__Written request__
Can you repeat the lines exactly, starting with the line containing "- criteria-filters: Filter(s)" and ending with the one containing "- target-bank-link[interactable]: CITIVISA: [124, 246, 170, 258]"?

--- START OF Information supplied ---

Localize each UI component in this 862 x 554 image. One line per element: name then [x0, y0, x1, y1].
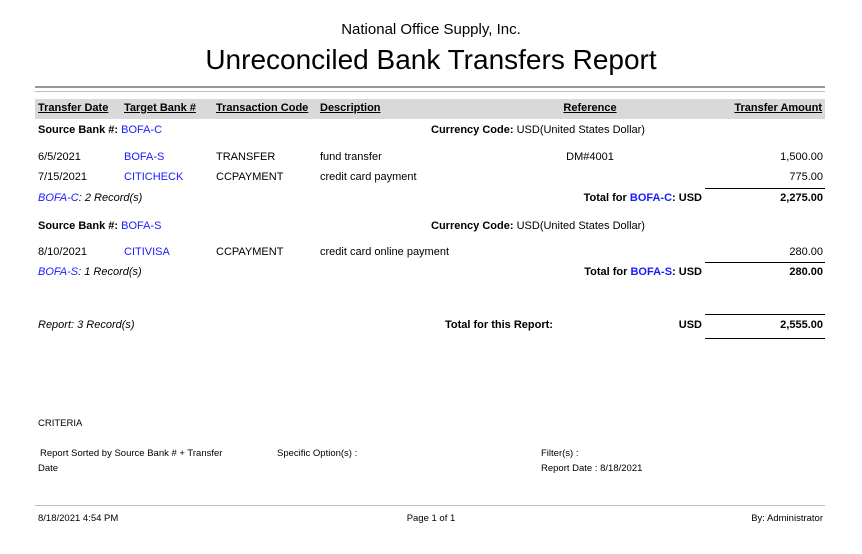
- criteria-filters: Filter(s) :: [541, 448, 579, 459]
- record-count: : 1 Record(s): [78, 266, 142, 278]
- report-record-count: Report: 3 Record(s): [38, 319, 135, 331]
- source-bank-link[interactable]: BOFA-S: [121, 220, 162, 232]
- source-bank-header: Source Bank #: BOFA-C: [38, 124, 162, 136]
- group-total-amount: 2,275.00: [780, 192, 823, 204]
- group-bank-link[interactable]: BOFA-C: [38, 192, 79, 204]
- reference: DM#4001: [566, 151, 614, 163]
- col-transfer-amount[interactable]: Transfer Amount: [734, 102, 822, 114]
- report-total-label: Total for this Report:: [445, 319, 553, 331]
- description: fund transfer: [320, 151, 382, 163]
- group-total-label: Total for BOFA-C: USD: [584, 192, 702, 204]
- currency-code-label: Currency Code:: [431, 124, 514, 136]
- footer-page-number: Page 1 of 1: [406, 513, 456, 524]
- footer-author: By: Administrator: [751, 513, 823, 524]
- footer-divider: [35, 505, 825, 506]
- title-divider-thin: [35, 91, 825, 92]
- description: credit card payment: [320, 171, 417, 183]
- col-transaction-code[interactable]: Transaction Code: [216, 102, 309, 114]
- col-description[interactable]: Description: [320, 102, 381, 114]
- transfer-amount: 775.00: [789, 171, 823, 183]
- report-total-amount: 2,555.00: [780, 319, 823, 331]
- transaction-code: CCPAYMENT: [216, 246, 284, 258]
- transfer-date: 7/15/2021: [38, 171, 87, 183]
- col-target-bank[interactable]: Target Bank #: [124, 102, 196, 114]
- total-currency: : USD: [672, 192, 702, 204]
- transfer-amount: 280.00: [789, 246, 823, 258]
- target-bank-link[interactable]: CITIVISA: [124, 246, 170, 258]
- transfer-date: 8/10/2021: [38, 246, 87, 258]
- report-total-rule: [705, 314, 825, 315]
- target-bank-link[interactable]: CITICHECK: [124, 171, 184, 183]
- column-header-bar: Transfer Date Target Bank # Transaction …: [35, 99, 825, 119]
- total-bank-link[interactable]: BOFA-S: [630, 266, 673, 278]
- transaction-code: TRANSFER: [216, 151, 276, 163]
- group-bank-link[interactable]: BOFA-S: [38, 266, 79, 278]
- target-bank-link[interactable]: BOFA-S: [124, 151, 165, 163]
- footer-timestamp: 8/18/2021 4:54 PM: [38, 513, 119, 524]
- transfer-date: 6/5/2021: [38, 151, 81, 163]
- record-count: : 2 Record(s): [78, 192, 143, 204]
- total-currency: : USD: [672, 266, 702, 278]
- currency-code-label: Currency Code:: [431, 220, 514, 232]
- group-total-label: Total for BOFA-S: USD: [584, 266, 702, 278]
- transfer-amount: 1,500.00: [780, 151, 823, 163]
- currency-code-value: USD(United States Dollar): [516, 220, 645, 232]
- subtotal-rule: [705, 188, 825, 189]
- total-for-label: Total for: [584, 266, 628, 278]
- source-bank-link[interactable]: BOFA-C: [121, 124, 163, 136]
- currency-code: Currency Code: USD(United States Dollar): [431, 220, 645, 232]
- total-bank-link[interactable]: BOFA-C: [629, 192, 673, 204]
- title-divider: [35, 86, 825, 88]
- subtotal-rule: [705, 262, 825, 263]
- group-total-amount: 280.00: [789, 266, 823, 278]
- report-total-currency: USD: [678, 319, 702, 331]
- report-total-rule-bottom: [705, 338, 825, 339]
- total-for-label: Total for: [583, 192, 627, 204]
- criteria-sorted: Report Sorted by Source Bank # + Transfe…: [40, 448, 223, 459]
- group-record-count: BOFA-C: 2 Record(s): [38, 192, 142, 204]
- source-bank-header: Source Bank #: BOFA-S: [38, 220, 162, 232]
- source-bank-label: Source Bank #:: [38, 220, 119, 232]
- criteria-report-date: Report Date : 8/18/2021: [541, 463, 643, 474]
- col-transfer-date[interactable]: Transfer Date: [38, 102, 109, 114]
- criteria-heading: CRITERIA: [38, 418, 83, 429]
- group-record-count: BOFA-S: 1 Record(s): [38, 266, 142, 278]
- report-title: Unreconciled Bank Transfers Report: [205, 44, 657, 75]
- currency-code: Currency Code: USD(United States Dollar): [431, 124, 645, 136]
- criteria-sorted-cont: Date: [38, 463, 59, 474]
- criteria-specific-options: Specific Option(s) :: [277, 448, 358, 459]
- transaction-code: CCPAYMENT: [216, 171, 284, 183]
- company-name: National Office Supply, Inc.: [341, 21, 521, 38]
- source-bank-label: Source Bank #:: [38, 124, 119, 136]
- currency-code-value: USD(United States Dollar): [516, 124, 645, 136]
- description: credit card online payment: [320, 246, 450, 258]
- col-reference[interactable]: Reference: [563, 102, 617, 114]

--- END OF Information supplied ---

__Task response__
- criteria-filters: Filter(s) :: [541, 448, 579, 459]
- record-count: : 1 Record(s): [78, 266, 142, 278]
- report-record-count: Report: 3 Record(s): [38, 319, 135, 331]
- source-bank-link[interactable]: BOFA-S: [121, 220, 162, 232]
- source-bank-header: Source Bank #: BOFA-C: [38, 124, 162, 136]
- group-total-amount: 2,275.00: [780, 192, 823, 204]
- group-bank-link[interactable]: BOFA-C: [38, 192, 79, 204]
- reference: DM#4001: [566, 151, 614, 163]
- col-transfer-amount[interactable]: Transfer Amount: [734, 102, 822, 114]
- report-total-label: Total for this Report:: [445, 319, 553, 331]
- description: fund transfer: [320, 151, 382, 163]
- group-total-label: Total for BOFA-C: USD: [584, 192, 702, 204]
- currency-code-label: Currency Code:: [431, 124, 514, 136]
- footer-page-number: Page 1 of 1: [406, 513, 456, 524]
- footer-author: By: Administrator: [751, 513, 823, 524]
- footer-divider: [35, 505, 825, 506]
- title-divider-thin: [35, 91, 825, 92]
- description: credit card payment: [320, 171, 417, 183]
- col-transaction-code[interactable]: Transaction Code: [216, 102, 309, 114]
- col-description[interactable]: Description: [320, 102, 381, 114]
- transfer-amount: 775.00: [789, 171, 823, 183]
- report-total-amount: 2,555.00: [780, 319, 823, 331]
- transaction-code: CCPAYMENT: [216, 246, 284, 258]
- transfer-date: 7/15/2021: [38, 171, 87, 183]
- col-target-bank[interactable]: Target Bank #: [124, 102, 196, 114]
- total-currency: : USD: [672, 192, 702, 204]
- transfer-amount: 280.00: [789, 246, 823, 258]
- target-bank-link[interactable]: CITIVISA: [124, 246, 170, 258]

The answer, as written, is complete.